WHAT TO WORK ON - Tally the lines with the word "Other" and report the number alone.

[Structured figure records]
□ □ □
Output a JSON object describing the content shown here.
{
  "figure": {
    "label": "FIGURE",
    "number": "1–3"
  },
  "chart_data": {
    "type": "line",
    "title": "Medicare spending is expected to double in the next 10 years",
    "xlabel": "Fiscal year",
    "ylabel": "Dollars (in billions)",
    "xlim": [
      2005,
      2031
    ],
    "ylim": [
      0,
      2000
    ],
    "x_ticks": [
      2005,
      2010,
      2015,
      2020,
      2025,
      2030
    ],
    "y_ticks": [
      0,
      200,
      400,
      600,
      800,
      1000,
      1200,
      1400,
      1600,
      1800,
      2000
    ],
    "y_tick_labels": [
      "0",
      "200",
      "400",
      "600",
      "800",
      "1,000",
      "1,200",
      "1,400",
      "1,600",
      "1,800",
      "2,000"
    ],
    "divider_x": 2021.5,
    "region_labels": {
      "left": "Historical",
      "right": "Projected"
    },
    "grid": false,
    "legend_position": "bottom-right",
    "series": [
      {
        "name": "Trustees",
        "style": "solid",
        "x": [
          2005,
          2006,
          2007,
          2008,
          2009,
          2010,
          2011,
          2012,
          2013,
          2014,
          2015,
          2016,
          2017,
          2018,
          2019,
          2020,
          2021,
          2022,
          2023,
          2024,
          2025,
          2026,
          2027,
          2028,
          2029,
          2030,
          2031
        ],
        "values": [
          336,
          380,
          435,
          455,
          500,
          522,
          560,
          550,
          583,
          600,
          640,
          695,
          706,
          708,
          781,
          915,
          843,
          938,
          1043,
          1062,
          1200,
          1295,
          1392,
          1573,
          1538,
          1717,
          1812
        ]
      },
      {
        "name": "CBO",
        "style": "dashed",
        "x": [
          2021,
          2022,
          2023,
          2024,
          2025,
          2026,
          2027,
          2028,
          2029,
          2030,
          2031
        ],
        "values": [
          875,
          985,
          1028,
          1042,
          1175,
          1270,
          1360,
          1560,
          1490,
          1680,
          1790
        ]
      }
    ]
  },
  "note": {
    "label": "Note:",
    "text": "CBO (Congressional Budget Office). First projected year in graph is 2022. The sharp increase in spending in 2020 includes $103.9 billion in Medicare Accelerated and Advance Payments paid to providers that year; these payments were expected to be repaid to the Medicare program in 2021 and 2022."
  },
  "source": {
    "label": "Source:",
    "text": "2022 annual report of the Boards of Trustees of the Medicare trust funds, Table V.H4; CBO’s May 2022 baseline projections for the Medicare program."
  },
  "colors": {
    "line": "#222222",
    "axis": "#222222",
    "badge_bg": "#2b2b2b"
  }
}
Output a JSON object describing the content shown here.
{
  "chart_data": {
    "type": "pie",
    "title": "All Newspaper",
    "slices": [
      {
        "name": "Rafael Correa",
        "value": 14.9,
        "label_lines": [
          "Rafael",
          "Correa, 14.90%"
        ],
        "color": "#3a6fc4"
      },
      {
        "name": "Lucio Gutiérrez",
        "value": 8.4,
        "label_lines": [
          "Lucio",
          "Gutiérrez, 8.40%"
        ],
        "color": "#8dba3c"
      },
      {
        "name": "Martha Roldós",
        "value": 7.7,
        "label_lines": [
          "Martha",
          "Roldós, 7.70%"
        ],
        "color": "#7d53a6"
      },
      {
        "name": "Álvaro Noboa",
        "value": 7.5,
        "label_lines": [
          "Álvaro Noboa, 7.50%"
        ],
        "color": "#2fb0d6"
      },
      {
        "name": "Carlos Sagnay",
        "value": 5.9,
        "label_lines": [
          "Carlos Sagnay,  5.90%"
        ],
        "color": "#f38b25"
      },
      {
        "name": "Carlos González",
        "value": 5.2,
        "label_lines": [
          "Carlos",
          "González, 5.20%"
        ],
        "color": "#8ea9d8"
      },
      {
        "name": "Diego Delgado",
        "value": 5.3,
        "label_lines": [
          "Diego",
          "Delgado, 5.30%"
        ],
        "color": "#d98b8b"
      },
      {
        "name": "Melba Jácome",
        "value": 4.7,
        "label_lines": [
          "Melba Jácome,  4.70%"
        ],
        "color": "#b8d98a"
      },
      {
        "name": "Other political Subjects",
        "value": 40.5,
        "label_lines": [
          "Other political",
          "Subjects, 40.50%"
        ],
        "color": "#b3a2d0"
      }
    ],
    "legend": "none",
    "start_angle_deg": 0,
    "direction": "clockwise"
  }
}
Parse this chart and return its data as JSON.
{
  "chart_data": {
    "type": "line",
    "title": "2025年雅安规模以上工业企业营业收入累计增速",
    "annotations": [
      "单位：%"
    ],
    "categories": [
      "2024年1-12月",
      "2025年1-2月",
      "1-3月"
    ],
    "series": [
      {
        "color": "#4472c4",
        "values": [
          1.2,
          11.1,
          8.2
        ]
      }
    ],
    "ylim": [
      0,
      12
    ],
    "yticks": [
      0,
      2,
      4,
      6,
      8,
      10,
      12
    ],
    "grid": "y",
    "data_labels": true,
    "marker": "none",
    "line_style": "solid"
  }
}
□ □ □
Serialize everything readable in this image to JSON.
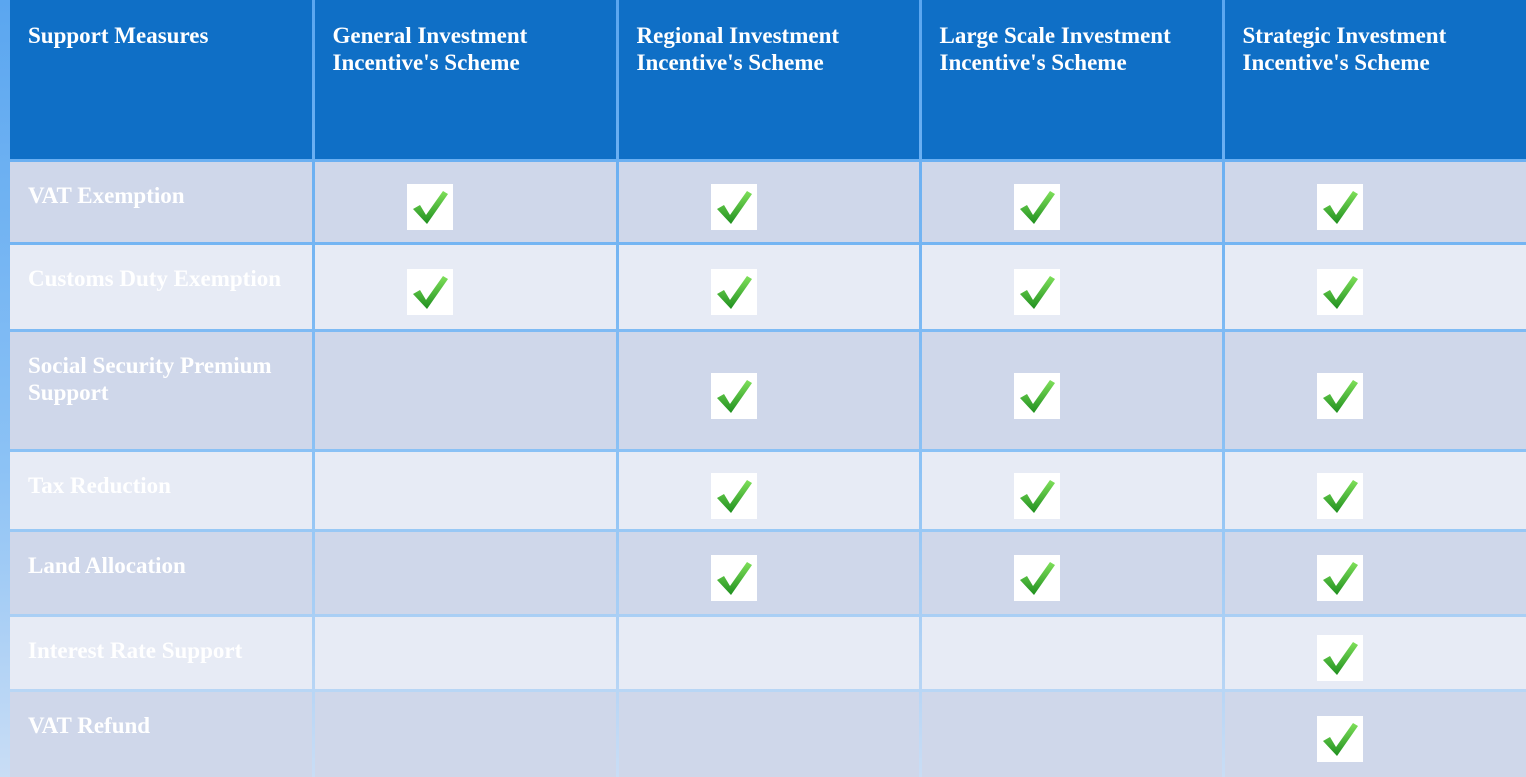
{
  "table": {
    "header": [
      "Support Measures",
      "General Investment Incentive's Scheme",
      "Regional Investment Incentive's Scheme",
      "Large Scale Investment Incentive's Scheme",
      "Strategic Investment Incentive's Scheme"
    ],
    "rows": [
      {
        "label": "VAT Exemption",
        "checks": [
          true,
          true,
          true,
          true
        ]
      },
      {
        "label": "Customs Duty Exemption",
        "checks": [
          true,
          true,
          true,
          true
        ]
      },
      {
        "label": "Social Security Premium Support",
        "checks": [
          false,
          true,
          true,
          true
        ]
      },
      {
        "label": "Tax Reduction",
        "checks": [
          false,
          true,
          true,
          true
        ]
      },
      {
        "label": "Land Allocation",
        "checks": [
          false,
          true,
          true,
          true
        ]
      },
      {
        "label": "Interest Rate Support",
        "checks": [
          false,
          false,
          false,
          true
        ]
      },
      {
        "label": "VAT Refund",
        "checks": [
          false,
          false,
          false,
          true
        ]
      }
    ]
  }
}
□ □ □
EXPECTED ANSWER - 2